►
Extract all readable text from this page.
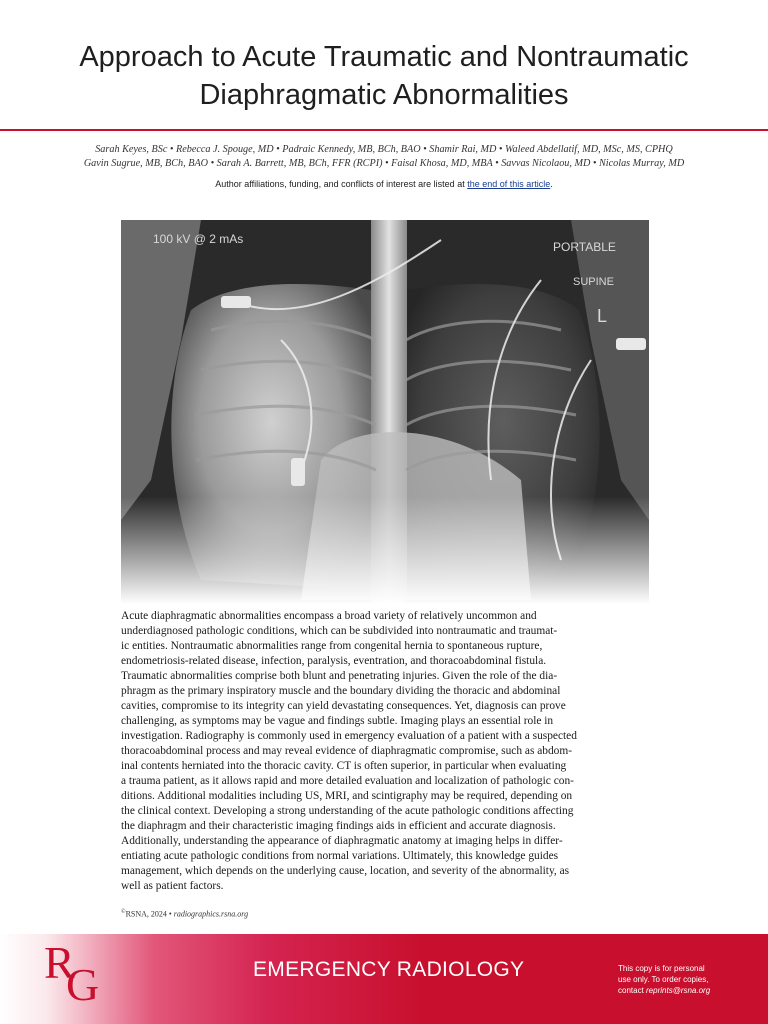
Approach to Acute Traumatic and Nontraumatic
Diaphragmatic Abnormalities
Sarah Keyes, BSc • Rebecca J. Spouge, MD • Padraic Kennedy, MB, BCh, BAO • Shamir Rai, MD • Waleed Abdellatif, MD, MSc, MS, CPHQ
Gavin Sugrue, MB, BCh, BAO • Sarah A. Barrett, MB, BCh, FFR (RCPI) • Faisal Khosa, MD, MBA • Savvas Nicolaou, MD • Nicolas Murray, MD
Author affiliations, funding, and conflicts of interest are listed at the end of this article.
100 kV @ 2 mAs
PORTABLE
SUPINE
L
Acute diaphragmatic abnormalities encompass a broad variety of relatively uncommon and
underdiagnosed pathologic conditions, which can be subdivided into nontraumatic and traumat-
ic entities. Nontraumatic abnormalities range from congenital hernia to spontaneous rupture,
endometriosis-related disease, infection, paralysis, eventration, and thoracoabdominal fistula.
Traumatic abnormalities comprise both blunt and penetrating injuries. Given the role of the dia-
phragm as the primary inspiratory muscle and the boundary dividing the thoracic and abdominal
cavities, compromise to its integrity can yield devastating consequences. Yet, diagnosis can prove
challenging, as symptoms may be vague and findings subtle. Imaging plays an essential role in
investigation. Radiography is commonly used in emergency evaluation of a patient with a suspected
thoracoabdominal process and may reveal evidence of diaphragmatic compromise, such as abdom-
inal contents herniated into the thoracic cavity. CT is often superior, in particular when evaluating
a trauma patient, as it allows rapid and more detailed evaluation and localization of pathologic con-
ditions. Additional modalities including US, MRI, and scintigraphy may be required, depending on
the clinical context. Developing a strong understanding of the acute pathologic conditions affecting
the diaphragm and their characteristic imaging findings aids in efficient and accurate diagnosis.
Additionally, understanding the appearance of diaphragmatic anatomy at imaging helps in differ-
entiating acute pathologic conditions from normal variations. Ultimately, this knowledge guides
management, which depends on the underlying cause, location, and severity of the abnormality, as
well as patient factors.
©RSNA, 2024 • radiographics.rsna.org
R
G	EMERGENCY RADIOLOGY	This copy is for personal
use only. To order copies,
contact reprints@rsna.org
◄
#### [Problem to work on]
Your task is to transcribe all of the records precisely, with no images included.

#### [Solution below]
Extract all readable text from this page.
Approach to Acute Traumatic and Nontraumatic
Diaphragmatic Abnormalities
Sarah Keyes, BSc • Rebecca J. Spouge, MD • Padraic Kennedy, MB, BCh, BAO • Shamir Rai, MD • Waleed Abdellatif, MD, MSc, MS, CPHQ
Gavin Sugrue, MB, BCh, BAO • Sarah A. Barrett, MB, BCh, FFR (RCPI) • Faisal Khosa, MD, MBA • Savvas Nicolaou, MD • Nicolas Murray, MD
Author affiliations, funding, and conflicts of interest are listed at the end of this article.
100 kV @ 2 mAs
PORTABLE
SUPINE
L
Acute diaphragmatic abnormalities encompass a broad variety of relatively uncommon and
underdiagnosed pathologic conditions, which can be subdivided into nontraumatic and traumat-
ic entities. Nontraumatic abnormalities range from congenital hernia to spontaneous rupture,
endometriosis-related disease, infection, paralysis, eventration, and thoracoabdominal fistula.
Traumatic abnormalities comprise both blunt and penetrating injuries. Given the role of the dia-
phragm as the primary inspiratory muscle and the boundary dividing the thoracic and abdominal
cavities, compromise to its integrity can yield devastating consequences. Yet, diagnosis can prove
challenging, as symptoms may be vague and findings subtle. Imaging plays an essential role in
investigation. Radiography is commonly used in emergency evaluation of a patient with a suspected
thoracoabdominal process and may reveal evidence of diaphragmatic compromise, such as abdom-
inal contents herniated into the thoracic cavity. CT is often superior, in particular when evaluating
a trauma patient, as it allows rapid and more detailed evaluation and localization of pathologic con-
ditions. Additional modalities including US, MRI, and scintigraphy may be required, depending on
the clinical context. Developing a strong understanding of the acute pathologic conditions affecting
the diaphragm and their characteristic imaging findings aids in efficient and accurate diagnosis.
Additionally, understanding the appearance of diaphragmatic anatomy at imaging helps in differ-
entiating acute pathologic conditions from normal variations. Ultimately, this knowledge guides
management, which depends on the underlying cause, location, and severity of the abnormality, as
well as patient factors.
©RSNA, 2024 • radiographics.rsna.org
R
G	EMERGENCY RADIOLOGY	This copy is for personal
use only. To order copies,
contact reprints@rsna.org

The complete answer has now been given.